◆ **YOUR INSTRUCTIONS**
Skip any picture you find and retype all the remaining lines exactly.

Records that describe figures
------------------------------------------------------------------------

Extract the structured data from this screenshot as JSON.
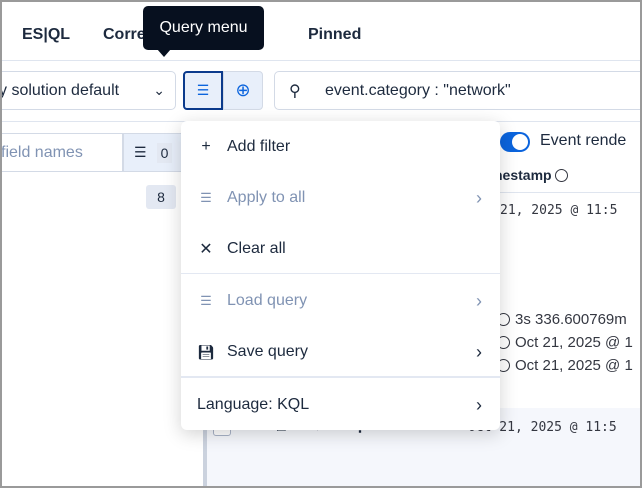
{
  "tabs": [
    {
      "label": "ES|QL"
    },
    {
      "label": "Correlations"
    },
    {
      "label": "Pinned"
    }
  ],
  "tooltip": "Query menu",
  "toolbar": {
    "data_view": "y solution default",
    "query": "event.category : \"network\""
  },
  "fields": {
    "search_placeholder": "field names",
    "filter_count": "0",
    "badge": "8"
  },
  "menu": {
    "items": [
      {
        "label": "Add filter",
        "icon": "plus-icon",
        "disabled": false
      },
      {
        "label": "Apply to all",
        "icon": "filter-icon",
        "disabled": true
      },
      {
        "label": "Clear all",
        "icon": "close-icon",
        "disabled": false
      },
      {
        "label": "Load query",
        "icon": "filter-icon",
        "disabled": true
      },
      {
        "label": "Save query",
        "icon": "save-icon",
        "disabled": false
      },
      {
        "label": "Language: KQL",
        "disabled": false
      }
    ]
  },
  "table": {
    "toggle_label": "Event rende",
    "column": "nestamp",
    "row1_ts": "21, 2025 @ 11:5",
    "details": [
      "3s 336.600769m",
      "Oct 21, 2025 @ 1",
      "Oct 21, 2025 @ 1"
    ],
    "row2_ts": "Oct 21, 2025 @ 11:5"
  },
  "colors": {
    "accent": "#0b64dd",
    "tooltip_bg": "#07101f",
    "text": "#1d2a3e",
    "disabled": "#8093b3"
  }
}
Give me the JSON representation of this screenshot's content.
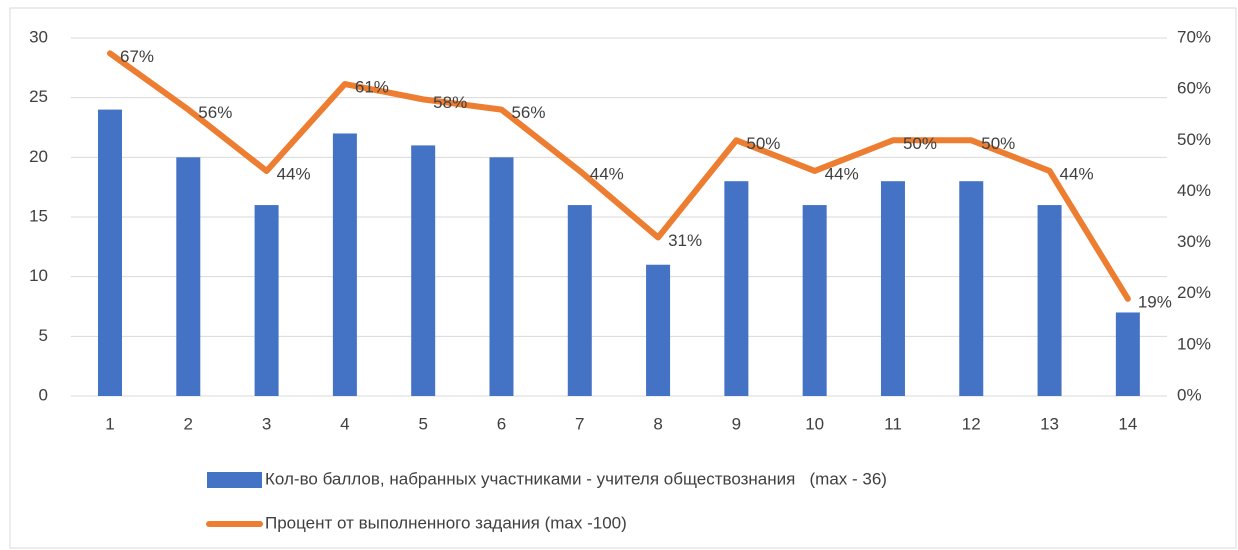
{
  "chart_data": {
    "type": "bar",
    "categories": [
      "1",
      "2",
      "3",
      "4",
      "5",
      "6",
      "7",
      "8",
      "9",
      "10",
      "11",
      "12",
      "13",
      "14"
    ],
    "series": [
      {
        "name": "Кол-во баллов, набранных участниками - учителя обществознания   (max - 36)",
        "type": "bar",
        "color": "#4472c4",
        "values": [
          24,
          20,
          16,
          22,
          21,
          20,
          16,
          11,
          18,
          16,
          18,
          18,
          16,
          7
        ]
      },
      {
        "name": "Процент от выполненного задания (max -100)",
        "type": "line",
        "axis": "y2",
        "color": "#ed7d31",
        "values": [
          67,
          56,
          44,
          61,
          58,
          56,
          44,
          31,
          50,
          44,
          50,
          50,
          44,
          19
        ],
        "value_labels": [
          "67%",
          "56%",
          "44%",
          "61%",
          "58%",
          "56%",
          "44%",
          "31%",
          "50%",
          "44%",
          "50%",
          "50%",
          "44%",
          "19%"
        ]
      }
    ],
    "ylim": [
      0,
      30
    ],
    "yticks": [
      0,
      5,
      10,
      15,
      20,
      25,
      30
    ],
    "y2lim": [
      0,
      70
    ],
    "y2ticks": [
      {
        "value": 0,
        "label": "0%"
      },
      {
        "value": 10,
        "label": "10%"
      },
      {
        "value": 20,
        "label": "20%"
      },
      {
        "value": 30,
        "label": "30%"
      },
      {
        "value": 40,
        "label": "40%"
      },
      {
        "value": 50,
        "label": "50%"
      },
      {
        "value": 60,
        "label": "60%"
      },
      {
        "value": 70,
        "label": "70%"
      }
    ],
    "grid": true
  }
}
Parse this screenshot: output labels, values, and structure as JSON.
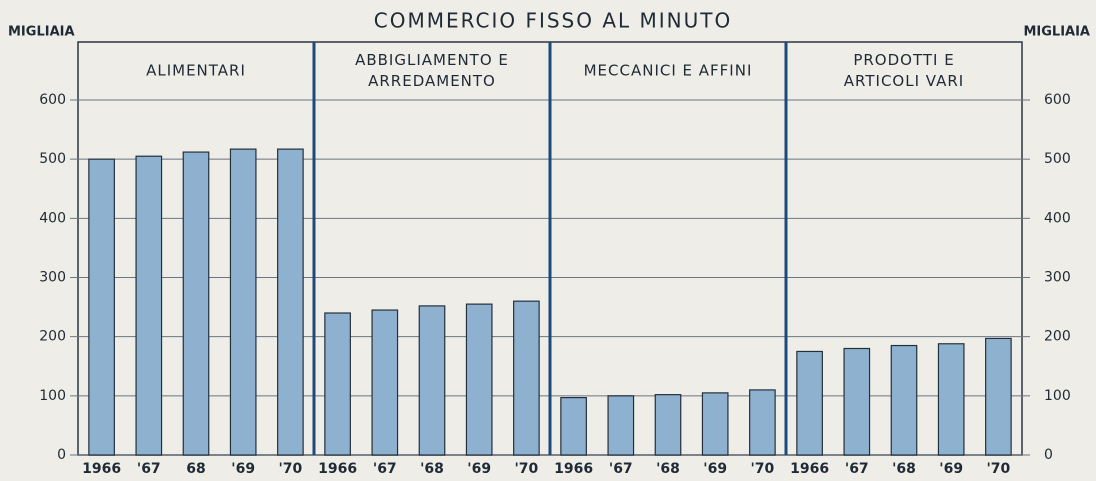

------------------------------------------------------------------------

◆ **OUTPUT BELOW**
Extract the structured data from this screenshot as JSON.
{
  "tabs": [
    {
      "label": "ES|QL"
    },
    {
      "label": "Correlations"
    },
    {
      "label": "Pinned"
    }
  ],
  "tooltip": "Query menu",
  "toolbar": {
    "data_view": "y solution default",
    "query": "event.category : \"network\""
  },
  "fields": {
    "search_placeholder": "field names",
    "filter_count": "0",
    "badge": "8"
  },
  "menu": {
    "items": [
      {
        "label": "Add filter",
        "icon": "plus-icon",
        "disabled": false
      },
      {
        "label": "Apply to all",
        "icon": "filter-icon",
        "disabled": true
      },
      {
        "label": "Clear all",
        "icon": "close-icon",
        "disabled": false
      },
      {
        "label": "Load query",
        "icon": "filter-icon",
        "disabled": true
      },
      {
        "label": "Save query",
        "icon": "save-icon",
        "disabled": false
      },
      {
        "label": "Language: KQL",
        "disabled": false
      }
    ]
  },
  "table": {
    "toggle_label": "Event rende",
    "column": "nestamp",
    "row1_ts": "21, 2025 @ 11:5",
    "details": [
      "3s 336.600769m",
      "Oct 21, 2025 @ 1",
      "Oct 21, 2025 @ 1"
    ],
    "row2_ts": "Oct 21, 2025 @ 11:5"
  },
  "colors": {
    "accent": "#0b64dd",
    "tooltip_bg": "#07101f",
    "text": "#1d2a3e",
    "disabled": "#8093b3"
  }
}
Give me the JSON representation of this screenshot's content.
{
  "chart_data": {
    "type": "bar",
    "categories": [
      "1",
      "2",
      "3",
      "4",
      "5",
      "6",
      "7",
      "8",
      "9",
      "10",
      "11",
      "12",
      "13",
      "14"
    ],
    "series": [
      {
        "name": "Кол-во баллов, набранных участниками - учителя обществознания   (max - 36)",
        "type": "bar",
        "color": "#4472c4",
        "values": [
          24,
          20,
          16,
          22,
          21,
          20,
          16,
          11,
          18,
          16,
          18,
          18,
          16,
          7
        ]
      },
      {
        "name": "Процент от выполненного задания (max -100)",
        "type": "line",
        "axis": "y2",
        "color": "#ed7d31",
        "values": [
          67,
          56,
          44,
          61,
          58,
          56,
          44,
          31,
          50,
          44,
          50,
          50,
          44,
          19
        ],
        "value_labels": [
          "67%",
          "56%",
          "44%",
          "61%",
          "58%",
          "56%",
          "44%",
          "31%",
          "50%",
          "44%",
          "50%",
          "50%",
          "44%",
          "19%"
        ]
      }
    ],
    "ylim": [
      0,
      30
    ],
    "yticks": [
      0,
      5,
      10,
      15,
      20,
      25,
      30
    ],
    "y2lim": [
      0,
      70
    ],
    "y2ticks": [
      {
        "value": 0,
        "label": "0%"
      },
      {
        "value": 10,
        "label": "10%"
      },
      {
        "value": 20,
        "label": "20%"
      },
      {
        "value": 30,
        "label": "30%"
      },
      {
        "value": 40,
        "label": "40%"
      },
      {
        "value": 50,
        "label": "50%"
      },
      {
        "value": 60,
        "label": "60%"
      },
      {
        "value": 70,
        "label": "70%"
      }
    ],
    "grid": true
  }
}
Parse this screenshot: output labels, values, and structure as JSON.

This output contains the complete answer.